#### Required task
Output each entry exactly; skip nothing.

--- Begin ---

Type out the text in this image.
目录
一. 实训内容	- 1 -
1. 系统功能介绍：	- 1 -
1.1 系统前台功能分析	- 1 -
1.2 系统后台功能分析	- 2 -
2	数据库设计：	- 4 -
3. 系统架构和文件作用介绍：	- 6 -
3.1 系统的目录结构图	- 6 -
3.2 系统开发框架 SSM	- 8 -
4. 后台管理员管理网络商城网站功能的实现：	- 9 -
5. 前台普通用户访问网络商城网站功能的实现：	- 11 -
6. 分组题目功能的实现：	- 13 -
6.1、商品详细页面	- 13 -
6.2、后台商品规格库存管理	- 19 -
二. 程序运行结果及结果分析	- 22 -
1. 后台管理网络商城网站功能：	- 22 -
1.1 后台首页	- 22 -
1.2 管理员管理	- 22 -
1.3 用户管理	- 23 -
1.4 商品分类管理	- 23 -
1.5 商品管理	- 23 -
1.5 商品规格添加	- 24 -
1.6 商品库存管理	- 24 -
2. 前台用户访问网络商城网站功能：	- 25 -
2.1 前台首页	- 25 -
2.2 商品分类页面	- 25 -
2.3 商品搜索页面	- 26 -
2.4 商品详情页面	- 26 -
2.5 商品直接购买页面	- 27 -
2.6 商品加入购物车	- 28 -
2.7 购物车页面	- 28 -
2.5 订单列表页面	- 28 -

--- End ---

#### Response below
Type out the text in this image.
目录
一. 实训内容	- 1 -
1. 系统功能介绍：	- 1 -
1.1 系统前台功能分析	- 1 -
1.2 系统后台功能分析	- 2 -
2	数据库设计：	- 4 -
3. 系统架构和文件作用介绍：	- 6 -
3.1 系统的目录结构图	- 6 -
3.2 系统开发框架 SSM	- 8 -
4. 后台管理员管理网络商城网站功能的实现：	- 9 -
5. 前台普通用户访问网络商城网站功能的实现：	- 11 -
6. 分组题目功能的实现：	- 13 -
6.1、商品详细页面	- 13 -
6.2、后台商品规格库存管理	- 19 -
二. 程序运行结果及结果分析	- 22 -
1. 后台管理网络商城网站功能：	- 22 -
1.1 后台首页	- 22 -
1.2 管理员管理	- 22 -
1.3 用户管理	- 23 -
1.4 商品分类管理	- 23 -
1.5 商品管理	- 23 -
1.5 商品规格添加	- 24 -
1.6 商品库存管理	- 24 -
2. 前台用户访问网络商城网站功能：	- 25 -
2.1 前台首页	- 25 -
2.2 商品分类页面	- 25 -
2.3 商品搜索页面	- 26 -
2.4 商品详情页面	- 26 -
2.5 商品直接购买页面	- 27 -
2.6 商品加入购物车	- 28 -
2.7 购物车页面	- 28 -
2.5 订单列表页面	- 28 -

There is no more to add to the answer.